**EXERCISE GOAL**
All lines in which the word "source" occurs are to be extracted.

**SUPPLIED RECORDS**
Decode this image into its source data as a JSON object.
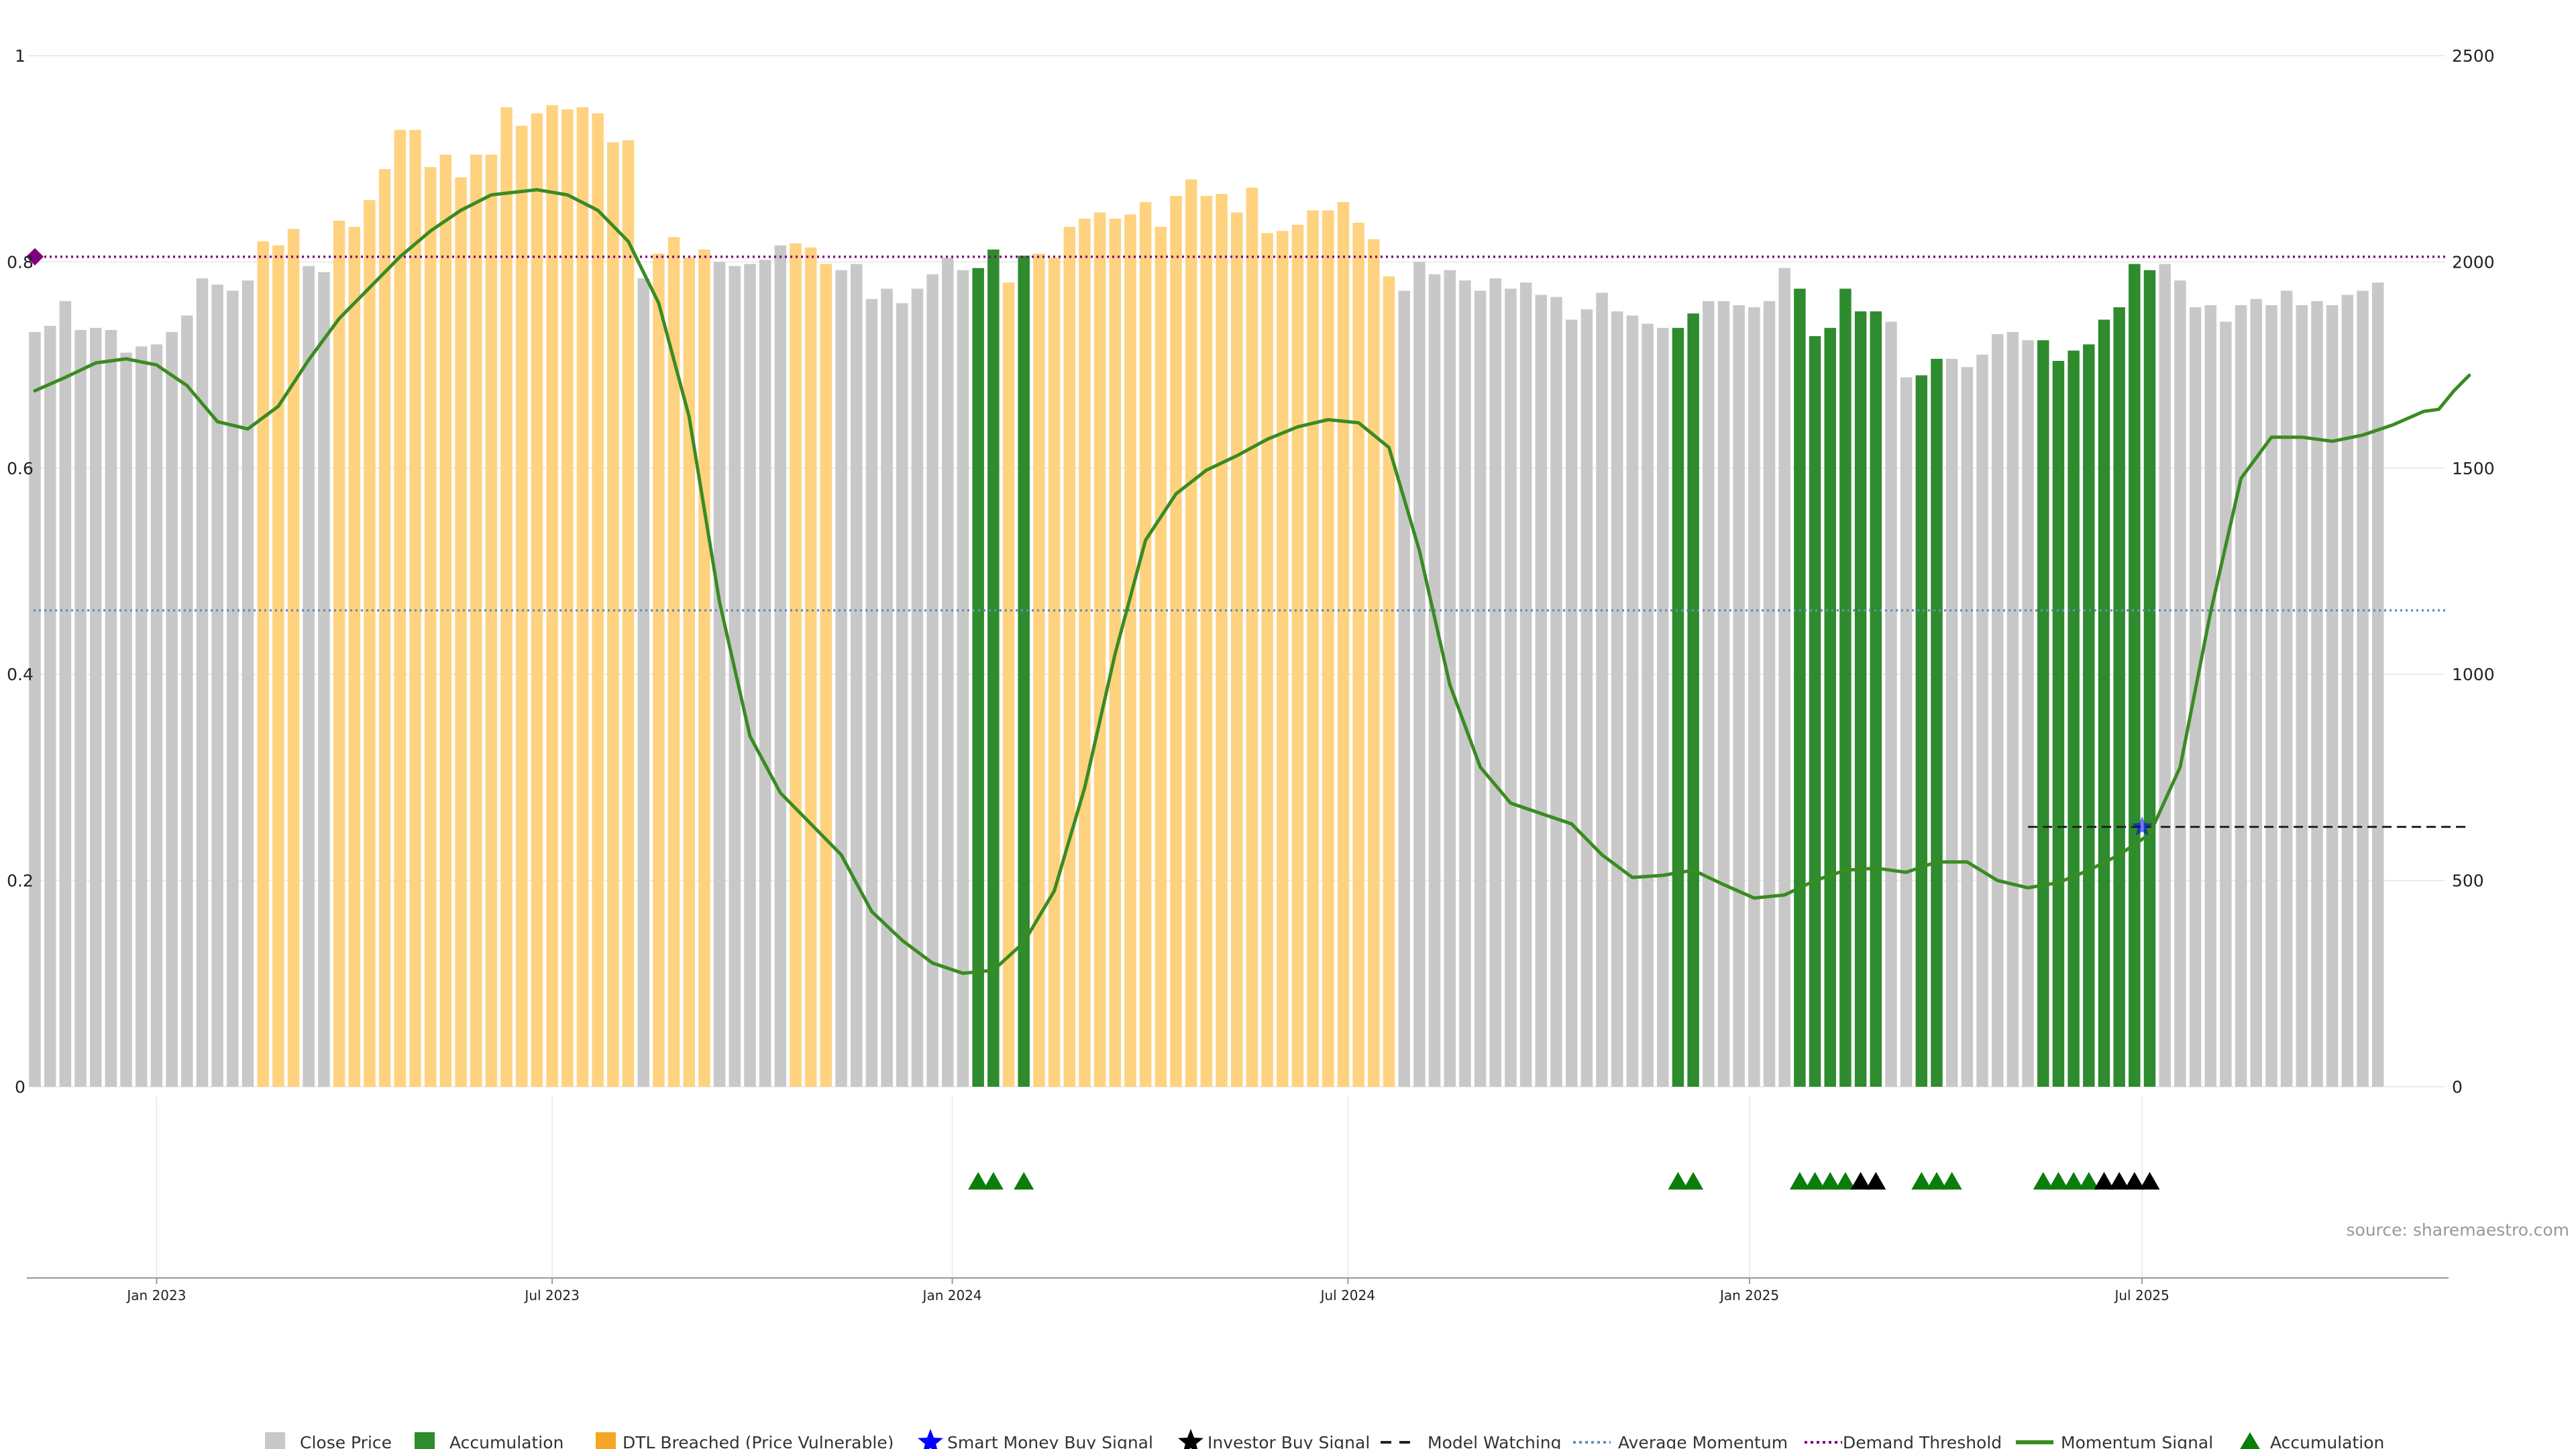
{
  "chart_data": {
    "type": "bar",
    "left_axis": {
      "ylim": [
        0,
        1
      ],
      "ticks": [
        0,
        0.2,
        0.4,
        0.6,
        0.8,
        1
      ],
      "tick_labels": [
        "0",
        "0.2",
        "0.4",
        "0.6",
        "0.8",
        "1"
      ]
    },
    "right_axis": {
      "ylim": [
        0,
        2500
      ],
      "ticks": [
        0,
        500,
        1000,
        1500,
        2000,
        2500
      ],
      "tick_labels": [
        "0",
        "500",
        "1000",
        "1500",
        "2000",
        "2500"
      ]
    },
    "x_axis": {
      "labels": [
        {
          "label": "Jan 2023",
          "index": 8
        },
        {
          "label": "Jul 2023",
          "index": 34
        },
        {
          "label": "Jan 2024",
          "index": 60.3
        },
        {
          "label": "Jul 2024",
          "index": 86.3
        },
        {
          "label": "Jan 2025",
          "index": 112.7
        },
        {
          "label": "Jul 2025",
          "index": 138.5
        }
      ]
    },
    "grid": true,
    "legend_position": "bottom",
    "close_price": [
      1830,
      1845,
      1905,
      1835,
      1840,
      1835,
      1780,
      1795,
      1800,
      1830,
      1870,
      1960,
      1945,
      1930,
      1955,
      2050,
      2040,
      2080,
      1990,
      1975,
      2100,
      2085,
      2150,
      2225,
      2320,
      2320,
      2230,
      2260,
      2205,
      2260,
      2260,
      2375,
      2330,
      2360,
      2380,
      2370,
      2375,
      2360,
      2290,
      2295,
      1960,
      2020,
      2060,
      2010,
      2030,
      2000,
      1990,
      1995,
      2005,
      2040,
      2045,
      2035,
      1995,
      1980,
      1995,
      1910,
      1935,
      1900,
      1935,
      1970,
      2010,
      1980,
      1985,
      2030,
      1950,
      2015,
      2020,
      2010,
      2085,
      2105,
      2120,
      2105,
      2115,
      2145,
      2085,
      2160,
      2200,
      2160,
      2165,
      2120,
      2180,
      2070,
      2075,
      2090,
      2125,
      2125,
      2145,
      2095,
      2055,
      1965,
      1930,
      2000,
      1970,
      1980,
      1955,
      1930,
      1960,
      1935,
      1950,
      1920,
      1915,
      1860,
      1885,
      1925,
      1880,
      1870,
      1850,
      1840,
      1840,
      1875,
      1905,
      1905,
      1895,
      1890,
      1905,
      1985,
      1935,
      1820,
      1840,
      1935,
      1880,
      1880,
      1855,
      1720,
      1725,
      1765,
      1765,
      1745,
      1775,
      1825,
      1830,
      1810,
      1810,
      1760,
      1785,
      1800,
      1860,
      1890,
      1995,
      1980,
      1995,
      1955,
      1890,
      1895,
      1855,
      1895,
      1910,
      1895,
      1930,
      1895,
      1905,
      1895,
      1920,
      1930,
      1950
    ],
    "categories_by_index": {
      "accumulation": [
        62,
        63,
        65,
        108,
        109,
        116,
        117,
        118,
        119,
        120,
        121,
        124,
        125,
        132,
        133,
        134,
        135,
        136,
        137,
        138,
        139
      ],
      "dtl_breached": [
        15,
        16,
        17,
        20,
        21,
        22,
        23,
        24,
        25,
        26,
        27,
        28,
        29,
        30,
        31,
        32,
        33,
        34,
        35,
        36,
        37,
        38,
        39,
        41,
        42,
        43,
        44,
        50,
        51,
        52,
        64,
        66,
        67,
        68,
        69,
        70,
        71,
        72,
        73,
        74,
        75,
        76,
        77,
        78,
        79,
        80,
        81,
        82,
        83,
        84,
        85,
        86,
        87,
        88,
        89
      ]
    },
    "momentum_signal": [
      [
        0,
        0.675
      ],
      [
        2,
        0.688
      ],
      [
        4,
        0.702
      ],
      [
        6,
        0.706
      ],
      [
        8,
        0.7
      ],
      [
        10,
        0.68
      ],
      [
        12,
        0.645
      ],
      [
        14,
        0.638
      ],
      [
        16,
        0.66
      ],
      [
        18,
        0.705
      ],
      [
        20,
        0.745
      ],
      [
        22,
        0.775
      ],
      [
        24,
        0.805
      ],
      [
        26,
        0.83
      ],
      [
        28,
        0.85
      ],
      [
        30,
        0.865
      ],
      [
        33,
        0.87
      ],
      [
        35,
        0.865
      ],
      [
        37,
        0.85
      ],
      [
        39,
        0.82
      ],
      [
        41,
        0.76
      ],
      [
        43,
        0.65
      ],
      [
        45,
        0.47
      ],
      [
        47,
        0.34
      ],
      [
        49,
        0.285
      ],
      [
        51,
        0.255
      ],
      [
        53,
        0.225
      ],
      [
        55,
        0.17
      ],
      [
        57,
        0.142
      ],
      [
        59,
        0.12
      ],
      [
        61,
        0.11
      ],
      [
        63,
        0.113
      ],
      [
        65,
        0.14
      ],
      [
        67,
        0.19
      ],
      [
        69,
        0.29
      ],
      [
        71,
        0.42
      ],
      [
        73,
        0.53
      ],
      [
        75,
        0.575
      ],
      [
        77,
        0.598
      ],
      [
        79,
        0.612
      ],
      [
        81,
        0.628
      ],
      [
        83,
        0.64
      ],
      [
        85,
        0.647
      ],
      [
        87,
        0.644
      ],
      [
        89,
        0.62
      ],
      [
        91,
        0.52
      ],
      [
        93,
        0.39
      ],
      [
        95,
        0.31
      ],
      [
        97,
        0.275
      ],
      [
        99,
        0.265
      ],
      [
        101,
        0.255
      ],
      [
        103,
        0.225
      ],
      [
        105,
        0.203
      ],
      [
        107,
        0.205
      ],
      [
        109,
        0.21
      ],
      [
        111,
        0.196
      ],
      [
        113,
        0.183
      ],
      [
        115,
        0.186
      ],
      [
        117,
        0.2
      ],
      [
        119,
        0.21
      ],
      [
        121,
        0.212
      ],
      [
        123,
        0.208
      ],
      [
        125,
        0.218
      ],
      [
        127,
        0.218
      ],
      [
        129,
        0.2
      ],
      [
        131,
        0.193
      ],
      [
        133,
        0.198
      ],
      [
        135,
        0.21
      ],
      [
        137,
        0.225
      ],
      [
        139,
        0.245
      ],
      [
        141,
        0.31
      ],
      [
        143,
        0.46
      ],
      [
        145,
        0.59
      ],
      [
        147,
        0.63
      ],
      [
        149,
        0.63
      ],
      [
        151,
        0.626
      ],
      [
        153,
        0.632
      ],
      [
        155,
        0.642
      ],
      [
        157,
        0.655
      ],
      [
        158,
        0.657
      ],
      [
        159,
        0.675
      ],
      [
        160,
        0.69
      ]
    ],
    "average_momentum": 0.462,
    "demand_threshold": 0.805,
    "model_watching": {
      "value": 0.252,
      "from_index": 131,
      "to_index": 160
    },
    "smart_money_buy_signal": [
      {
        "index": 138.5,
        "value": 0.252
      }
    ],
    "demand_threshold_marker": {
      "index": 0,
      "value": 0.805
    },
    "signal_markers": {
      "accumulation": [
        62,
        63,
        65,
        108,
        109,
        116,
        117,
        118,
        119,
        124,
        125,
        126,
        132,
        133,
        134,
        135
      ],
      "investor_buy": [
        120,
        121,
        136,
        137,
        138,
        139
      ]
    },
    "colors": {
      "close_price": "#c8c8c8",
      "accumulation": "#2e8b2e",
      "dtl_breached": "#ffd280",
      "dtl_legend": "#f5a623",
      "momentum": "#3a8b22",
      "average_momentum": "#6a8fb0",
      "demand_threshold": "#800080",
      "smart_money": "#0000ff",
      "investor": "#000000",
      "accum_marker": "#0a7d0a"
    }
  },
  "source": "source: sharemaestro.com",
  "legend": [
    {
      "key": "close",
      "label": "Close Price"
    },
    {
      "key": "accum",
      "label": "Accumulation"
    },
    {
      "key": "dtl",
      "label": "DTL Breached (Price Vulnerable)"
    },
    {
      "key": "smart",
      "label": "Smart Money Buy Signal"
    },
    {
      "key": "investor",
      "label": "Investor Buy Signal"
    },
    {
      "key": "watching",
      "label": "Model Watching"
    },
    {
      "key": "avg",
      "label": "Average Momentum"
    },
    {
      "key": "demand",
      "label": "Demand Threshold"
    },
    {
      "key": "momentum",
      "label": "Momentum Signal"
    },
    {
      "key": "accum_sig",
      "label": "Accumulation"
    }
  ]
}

**COMPLETED EXERCISE**
Decode this image into its source data as a JSON object.
  "source": "source: sharemaestro.com",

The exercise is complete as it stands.